(Terbit di Harian Kompas, Kamis/ 7 Aoril 2022 dan laman adv.kompas.id)
Program Kampus Mengajar (KM) adalah salah satu program Merdeka Belajar Kampus Merdeka (MBKM) yang paling relevan dan banyak diikuti oleh mahasiswa Fakultas Tarbiyah dan Keguruan Unisba. Program Kampus Mengajar yang digulirkan oleh Kemendikbudristek merupakan program strategis yang bermafaat karena menghadirkan mahasiswa untuk membantu pembelajaran, adaptasi teknologi, administrasi dan manajerial sekolah sebagai bagian dari penguatan pembelajaran literasi dan numerasi di SD/SLTP. Mahasiswa diterjunkan menjadi partner guru dalam mengelola kreativitas dan inovasi di dalam pembelajaran. Harapannya adalah interaksi tersebut menumbuhkan jiwa sosial, kepedulian, kepemimpinan, pemecahan masalah, berpikir kritis, dan soft skills lainnya yang sangat dibutuhkan di masa depan. Hingga tiga angkatan pelaksanaan program Kampus Mengajar sebanyak 122 orang mahasiswa Program Studi PAI dan PG PAUD Fakultas Tarbiyah dan Keguruan Unisba tercatat sebagai pesertanya .

## [ENTRI]
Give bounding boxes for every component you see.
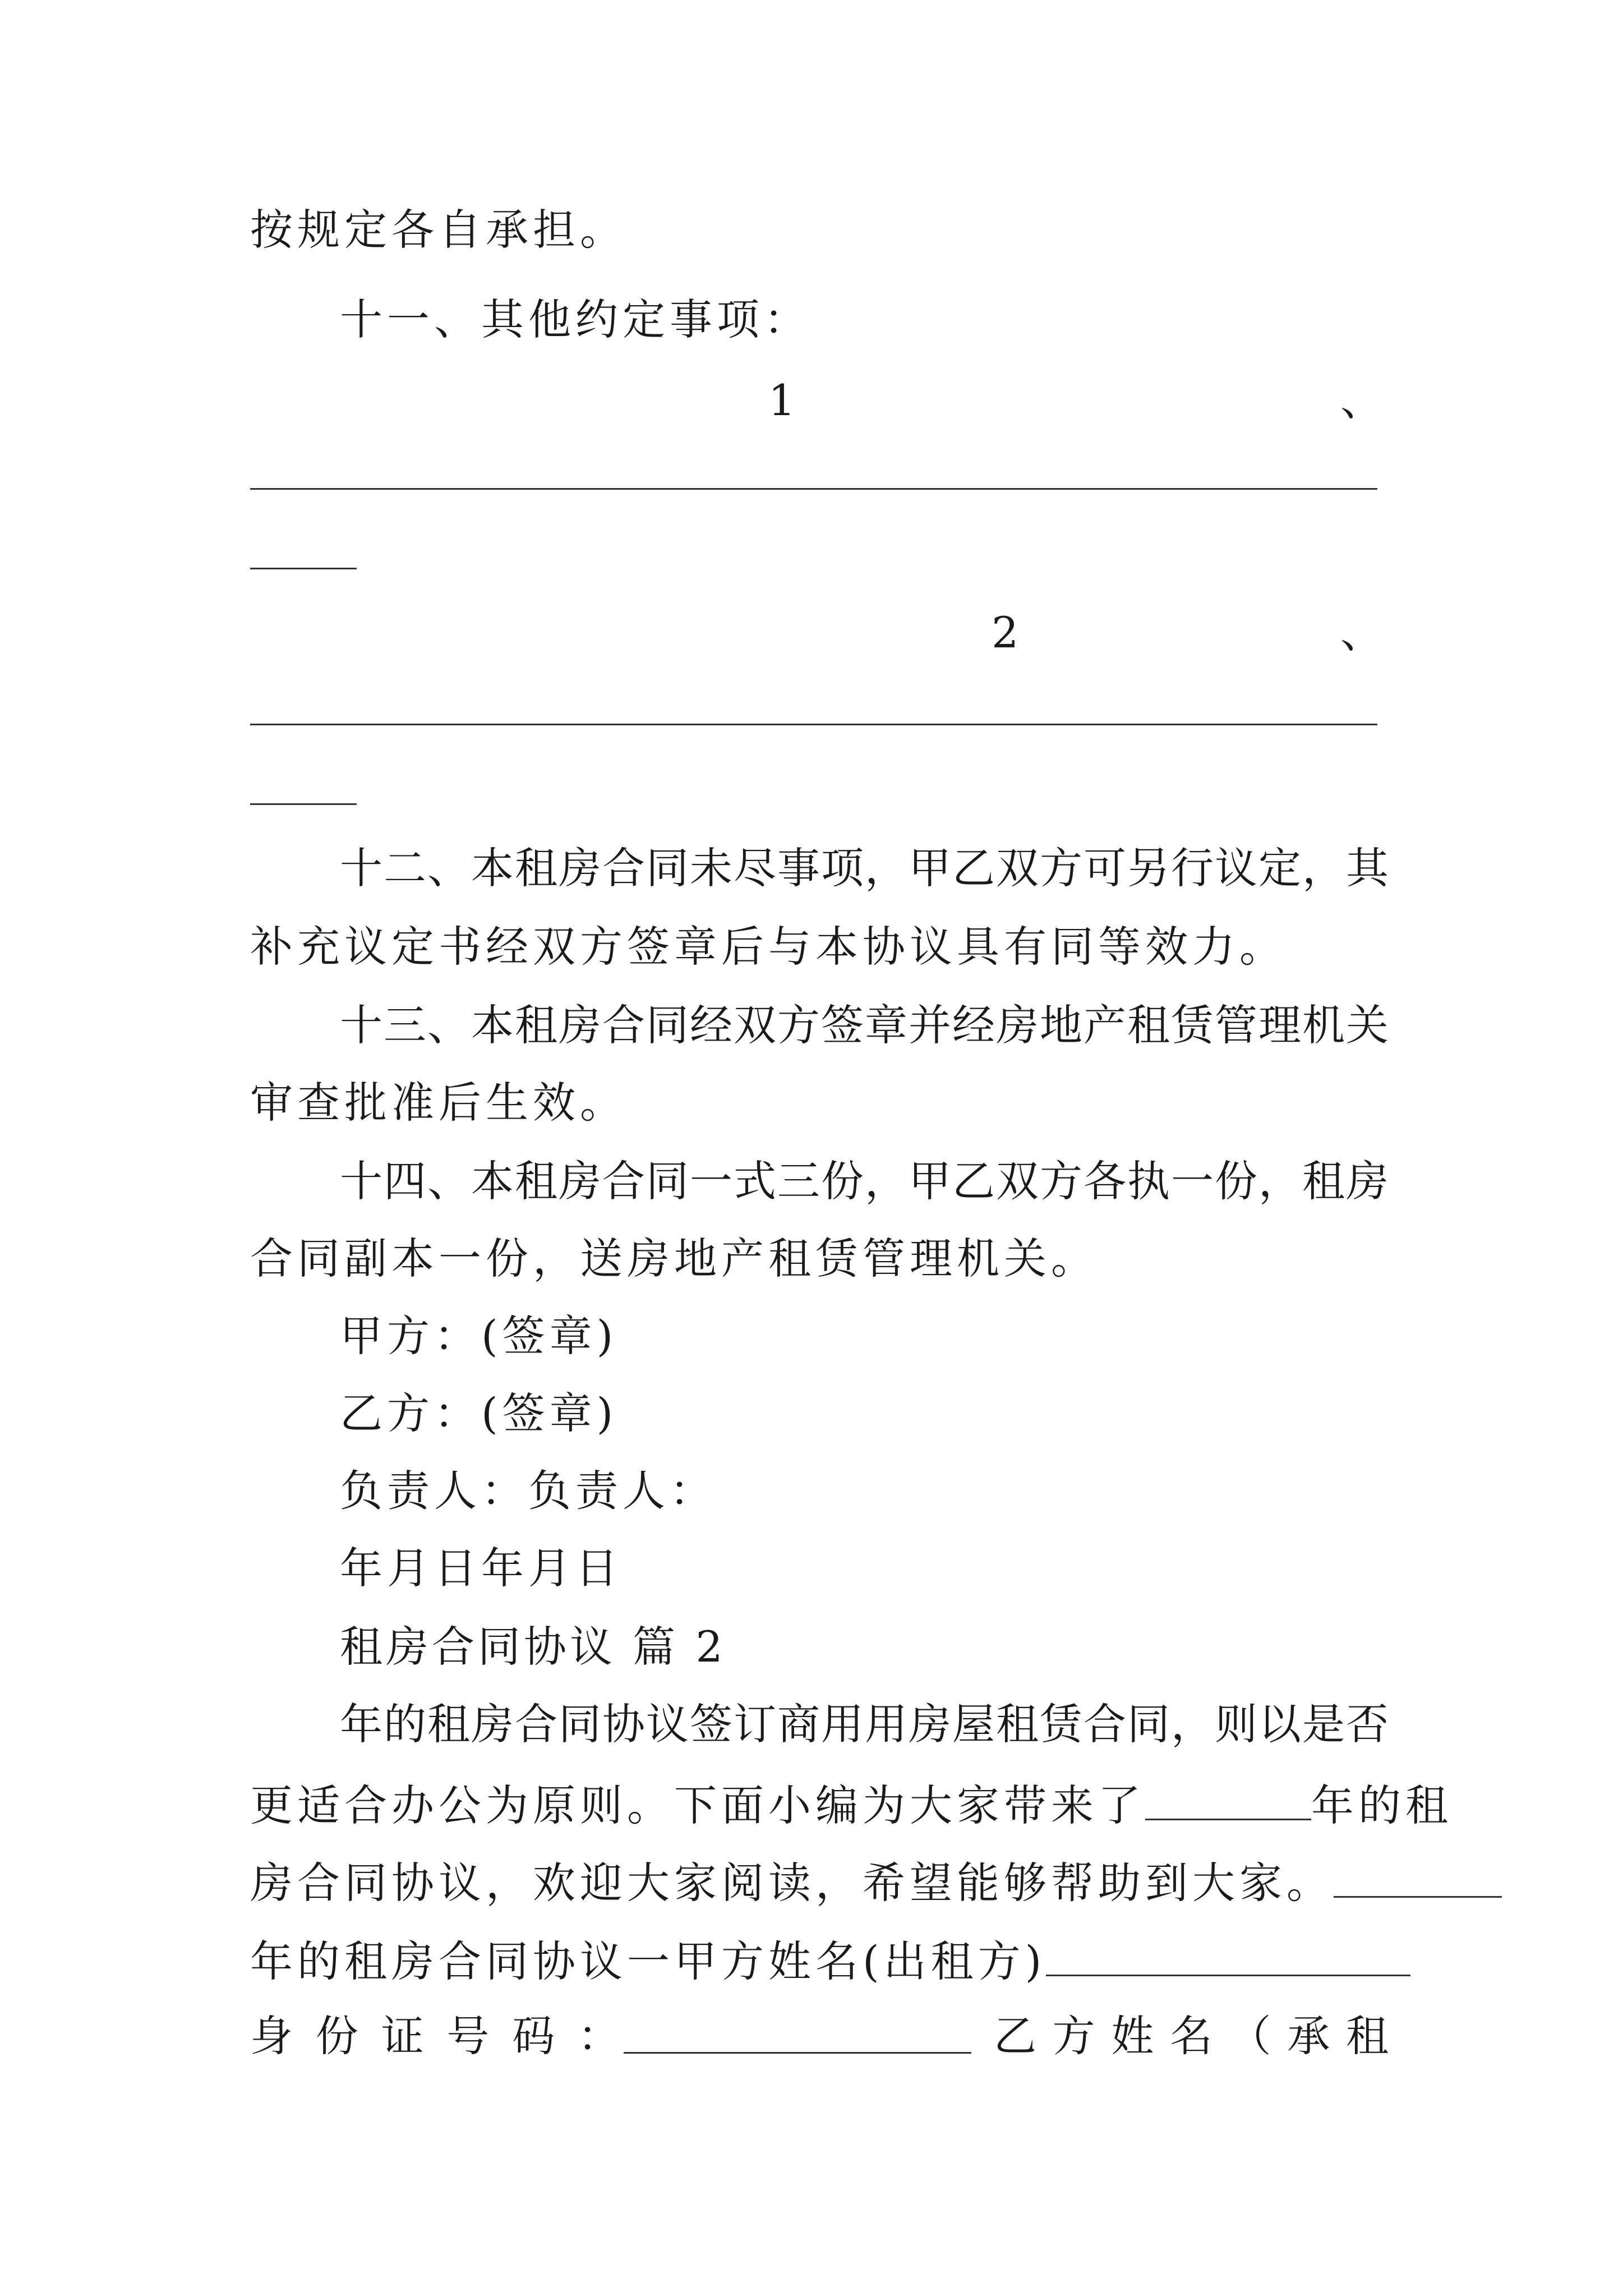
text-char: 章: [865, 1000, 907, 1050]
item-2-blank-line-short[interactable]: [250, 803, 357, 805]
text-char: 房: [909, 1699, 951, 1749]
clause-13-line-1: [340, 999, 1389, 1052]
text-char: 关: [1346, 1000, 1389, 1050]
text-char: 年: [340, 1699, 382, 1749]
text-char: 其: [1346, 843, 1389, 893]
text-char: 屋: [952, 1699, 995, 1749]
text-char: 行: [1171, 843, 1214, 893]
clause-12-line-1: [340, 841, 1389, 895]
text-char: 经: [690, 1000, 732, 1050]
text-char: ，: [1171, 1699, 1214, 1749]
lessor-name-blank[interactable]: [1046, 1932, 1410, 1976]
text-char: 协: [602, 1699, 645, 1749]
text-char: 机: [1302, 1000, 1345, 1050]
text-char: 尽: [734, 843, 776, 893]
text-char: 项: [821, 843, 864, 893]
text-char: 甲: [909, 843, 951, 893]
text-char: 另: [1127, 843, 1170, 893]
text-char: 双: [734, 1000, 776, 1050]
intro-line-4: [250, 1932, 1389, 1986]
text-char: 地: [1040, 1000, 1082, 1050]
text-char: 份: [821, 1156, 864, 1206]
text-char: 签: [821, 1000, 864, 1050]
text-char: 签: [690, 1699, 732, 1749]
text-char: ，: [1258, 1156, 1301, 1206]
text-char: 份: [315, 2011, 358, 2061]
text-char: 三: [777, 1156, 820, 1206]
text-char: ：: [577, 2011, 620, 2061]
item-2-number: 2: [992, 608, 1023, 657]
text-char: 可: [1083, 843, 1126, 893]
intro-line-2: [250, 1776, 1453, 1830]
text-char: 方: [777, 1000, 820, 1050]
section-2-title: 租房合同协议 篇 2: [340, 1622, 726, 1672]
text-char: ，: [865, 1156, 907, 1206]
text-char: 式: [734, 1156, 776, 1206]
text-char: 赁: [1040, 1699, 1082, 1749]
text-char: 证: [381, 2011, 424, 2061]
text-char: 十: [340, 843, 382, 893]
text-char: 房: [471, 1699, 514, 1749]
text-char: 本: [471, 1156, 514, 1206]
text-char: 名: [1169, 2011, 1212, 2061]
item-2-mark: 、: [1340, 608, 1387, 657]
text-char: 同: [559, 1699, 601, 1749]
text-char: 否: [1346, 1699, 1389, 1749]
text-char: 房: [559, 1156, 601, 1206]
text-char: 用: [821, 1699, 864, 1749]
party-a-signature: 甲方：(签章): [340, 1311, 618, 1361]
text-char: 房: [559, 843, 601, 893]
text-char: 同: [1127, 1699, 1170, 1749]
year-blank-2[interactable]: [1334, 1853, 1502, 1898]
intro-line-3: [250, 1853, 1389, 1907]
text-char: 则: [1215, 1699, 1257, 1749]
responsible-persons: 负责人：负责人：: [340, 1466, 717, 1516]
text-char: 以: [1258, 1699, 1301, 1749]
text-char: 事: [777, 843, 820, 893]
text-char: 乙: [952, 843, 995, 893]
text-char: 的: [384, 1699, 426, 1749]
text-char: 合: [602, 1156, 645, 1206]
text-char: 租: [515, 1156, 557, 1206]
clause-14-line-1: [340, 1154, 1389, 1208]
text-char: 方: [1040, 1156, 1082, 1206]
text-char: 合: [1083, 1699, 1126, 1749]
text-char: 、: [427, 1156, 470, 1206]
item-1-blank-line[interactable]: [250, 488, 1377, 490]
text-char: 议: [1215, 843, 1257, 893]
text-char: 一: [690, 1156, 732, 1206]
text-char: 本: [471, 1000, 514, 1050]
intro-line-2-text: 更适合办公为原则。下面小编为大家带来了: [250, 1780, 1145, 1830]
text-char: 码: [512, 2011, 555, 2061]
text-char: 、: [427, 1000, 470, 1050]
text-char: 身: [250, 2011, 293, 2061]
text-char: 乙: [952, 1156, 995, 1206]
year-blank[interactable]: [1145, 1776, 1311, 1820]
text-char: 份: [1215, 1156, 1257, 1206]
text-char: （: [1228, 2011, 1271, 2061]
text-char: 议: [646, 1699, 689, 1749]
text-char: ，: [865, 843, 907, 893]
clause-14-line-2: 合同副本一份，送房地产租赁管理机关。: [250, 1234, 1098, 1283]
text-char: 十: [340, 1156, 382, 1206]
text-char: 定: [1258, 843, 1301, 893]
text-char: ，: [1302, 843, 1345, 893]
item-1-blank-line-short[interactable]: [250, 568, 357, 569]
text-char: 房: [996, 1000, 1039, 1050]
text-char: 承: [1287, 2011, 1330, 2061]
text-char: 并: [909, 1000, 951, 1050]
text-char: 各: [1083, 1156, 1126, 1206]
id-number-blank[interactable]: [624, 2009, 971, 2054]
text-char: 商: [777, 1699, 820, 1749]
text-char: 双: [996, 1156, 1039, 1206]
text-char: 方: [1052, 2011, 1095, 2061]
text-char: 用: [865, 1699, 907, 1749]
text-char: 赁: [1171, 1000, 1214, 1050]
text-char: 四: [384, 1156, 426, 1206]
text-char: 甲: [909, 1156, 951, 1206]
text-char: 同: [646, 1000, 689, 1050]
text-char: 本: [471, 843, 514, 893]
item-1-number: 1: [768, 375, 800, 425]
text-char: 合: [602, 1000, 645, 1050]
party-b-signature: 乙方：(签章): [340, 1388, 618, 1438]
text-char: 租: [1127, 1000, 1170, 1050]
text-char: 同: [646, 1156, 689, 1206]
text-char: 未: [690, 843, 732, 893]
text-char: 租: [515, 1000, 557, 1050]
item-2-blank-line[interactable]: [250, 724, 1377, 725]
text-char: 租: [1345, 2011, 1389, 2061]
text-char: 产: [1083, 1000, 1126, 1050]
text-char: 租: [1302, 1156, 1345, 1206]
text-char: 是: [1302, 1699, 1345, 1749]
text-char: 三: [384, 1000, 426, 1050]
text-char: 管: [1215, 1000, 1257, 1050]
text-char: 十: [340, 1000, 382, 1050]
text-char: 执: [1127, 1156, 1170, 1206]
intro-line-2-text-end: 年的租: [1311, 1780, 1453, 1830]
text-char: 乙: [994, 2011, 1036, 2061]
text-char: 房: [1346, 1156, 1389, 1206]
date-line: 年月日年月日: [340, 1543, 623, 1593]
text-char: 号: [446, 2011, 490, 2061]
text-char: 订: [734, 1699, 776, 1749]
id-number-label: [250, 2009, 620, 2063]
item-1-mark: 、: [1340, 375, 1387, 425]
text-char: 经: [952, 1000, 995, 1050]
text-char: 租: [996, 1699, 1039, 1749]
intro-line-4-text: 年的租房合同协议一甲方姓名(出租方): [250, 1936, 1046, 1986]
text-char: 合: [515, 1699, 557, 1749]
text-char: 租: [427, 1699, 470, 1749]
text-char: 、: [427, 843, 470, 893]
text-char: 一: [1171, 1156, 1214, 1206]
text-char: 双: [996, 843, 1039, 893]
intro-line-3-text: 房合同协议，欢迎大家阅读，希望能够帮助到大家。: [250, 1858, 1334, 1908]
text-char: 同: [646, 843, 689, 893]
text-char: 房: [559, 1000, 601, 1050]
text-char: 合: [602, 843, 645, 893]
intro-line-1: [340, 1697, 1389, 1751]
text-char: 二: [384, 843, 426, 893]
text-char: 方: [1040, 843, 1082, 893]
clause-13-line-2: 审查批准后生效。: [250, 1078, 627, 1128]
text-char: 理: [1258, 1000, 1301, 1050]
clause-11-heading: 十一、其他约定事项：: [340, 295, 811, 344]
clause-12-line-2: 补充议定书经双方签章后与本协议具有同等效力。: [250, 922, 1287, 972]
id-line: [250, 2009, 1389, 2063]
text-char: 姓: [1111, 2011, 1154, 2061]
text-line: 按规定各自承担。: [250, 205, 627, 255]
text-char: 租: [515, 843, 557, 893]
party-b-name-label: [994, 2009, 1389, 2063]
==
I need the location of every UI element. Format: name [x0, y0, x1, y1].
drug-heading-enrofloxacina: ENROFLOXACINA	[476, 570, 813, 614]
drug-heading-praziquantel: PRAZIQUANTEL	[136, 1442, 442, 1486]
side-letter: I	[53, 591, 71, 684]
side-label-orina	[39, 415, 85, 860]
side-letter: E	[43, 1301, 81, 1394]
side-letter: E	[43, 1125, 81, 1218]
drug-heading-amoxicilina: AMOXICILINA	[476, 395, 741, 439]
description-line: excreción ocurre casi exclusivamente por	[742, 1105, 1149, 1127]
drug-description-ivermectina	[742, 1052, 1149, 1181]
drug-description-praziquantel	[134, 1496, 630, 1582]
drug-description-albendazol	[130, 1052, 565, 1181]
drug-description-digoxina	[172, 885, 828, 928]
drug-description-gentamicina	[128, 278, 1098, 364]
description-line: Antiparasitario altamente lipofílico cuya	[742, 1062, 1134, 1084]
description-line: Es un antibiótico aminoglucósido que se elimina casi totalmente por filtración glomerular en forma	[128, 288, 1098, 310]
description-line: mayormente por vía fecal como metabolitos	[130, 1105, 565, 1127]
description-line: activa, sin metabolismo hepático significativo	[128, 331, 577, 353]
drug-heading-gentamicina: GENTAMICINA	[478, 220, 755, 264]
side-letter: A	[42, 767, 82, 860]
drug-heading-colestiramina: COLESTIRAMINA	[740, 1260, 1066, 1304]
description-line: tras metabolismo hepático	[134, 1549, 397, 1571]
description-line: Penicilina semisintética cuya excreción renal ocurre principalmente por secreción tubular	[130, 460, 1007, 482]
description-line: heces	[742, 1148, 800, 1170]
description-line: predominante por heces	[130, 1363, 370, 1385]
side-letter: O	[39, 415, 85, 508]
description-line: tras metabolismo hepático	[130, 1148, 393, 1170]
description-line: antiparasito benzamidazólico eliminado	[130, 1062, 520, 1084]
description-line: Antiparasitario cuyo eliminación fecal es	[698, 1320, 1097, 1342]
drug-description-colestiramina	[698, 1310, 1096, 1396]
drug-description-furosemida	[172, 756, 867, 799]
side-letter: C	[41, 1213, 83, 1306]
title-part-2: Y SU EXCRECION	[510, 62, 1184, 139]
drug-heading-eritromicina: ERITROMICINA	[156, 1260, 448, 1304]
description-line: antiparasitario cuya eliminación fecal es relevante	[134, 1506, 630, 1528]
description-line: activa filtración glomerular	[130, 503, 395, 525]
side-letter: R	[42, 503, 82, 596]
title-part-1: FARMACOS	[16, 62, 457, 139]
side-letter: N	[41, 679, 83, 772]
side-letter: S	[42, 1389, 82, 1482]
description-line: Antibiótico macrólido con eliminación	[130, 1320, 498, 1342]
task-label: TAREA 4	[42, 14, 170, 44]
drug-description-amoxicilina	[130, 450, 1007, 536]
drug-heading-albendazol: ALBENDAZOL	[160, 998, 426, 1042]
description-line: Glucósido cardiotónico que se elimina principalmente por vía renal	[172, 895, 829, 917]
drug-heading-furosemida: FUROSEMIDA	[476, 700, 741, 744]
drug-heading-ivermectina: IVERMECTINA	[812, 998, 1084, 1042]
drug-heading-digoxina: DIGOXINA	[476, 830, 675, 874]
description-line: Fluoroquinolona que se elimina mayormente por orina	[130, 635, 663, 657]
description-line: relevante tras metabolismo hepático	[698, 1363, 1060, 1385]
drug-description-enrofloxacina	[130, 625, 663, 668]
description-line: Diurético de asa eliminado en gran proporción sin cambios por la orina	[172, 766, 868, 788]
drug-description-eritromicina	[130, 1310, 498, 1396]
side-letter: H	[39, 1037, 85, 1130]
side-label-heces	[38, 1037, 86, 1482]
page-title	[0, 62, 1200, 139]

## [TUGAS DIKERJAKAN]
Lanjutkan tulisan tentang Program Kampus Mengajar di Fakultas Tarbiyah dan Keguruan Unisba, mulai dari kalimat sesudah kalimat terakhirnya.

## [HASIL LATIHAN]
Perspektif Pendidikan Islam
Semangat merdeka belajar dalam arti menguasai kompetensi dan keterampilan secara lebih luas dan multidisipliner sejalan dengan filosofi “iqra’” .Ayat pertama ini adalah perintah membaca tanpa dibatasi obyek yang harus di baca. Dalam ayat “iqra’ bi ismi Rabbik..,” Allah sengaja tidak menjelaskan objek (maf’ulbih) yang dibaca. Artinya, Allah memberikan kebebasan dan kemerdekaan kepada manusia untuk membaca dan mempelajari apa saja, yang penting proses pembacaan dan pembelajarannya itu dibingkai dengan bi ismi Rabbik, atas nama, dengan motivasi, niat, dan berharap meraih ridha Allah SWT. Jadi, merdeka belajar itu harus bervisi profetik, berbasis tauhid sejati, bukan semata-mata mencari ilmu untuk ilmu, tetapi belajar secara merdeka dalam rangka menghambakan diri kepada Allah SWT. Dengan kata lain, merdeka belajar itu dimaknai dalam kerangka ibadah kepada Allah di satu sisi dan di sisi lain dimaksudkan untuk memakmurkan (‘imarah) kehidupan dan memajukan peradaban kemanusiaan.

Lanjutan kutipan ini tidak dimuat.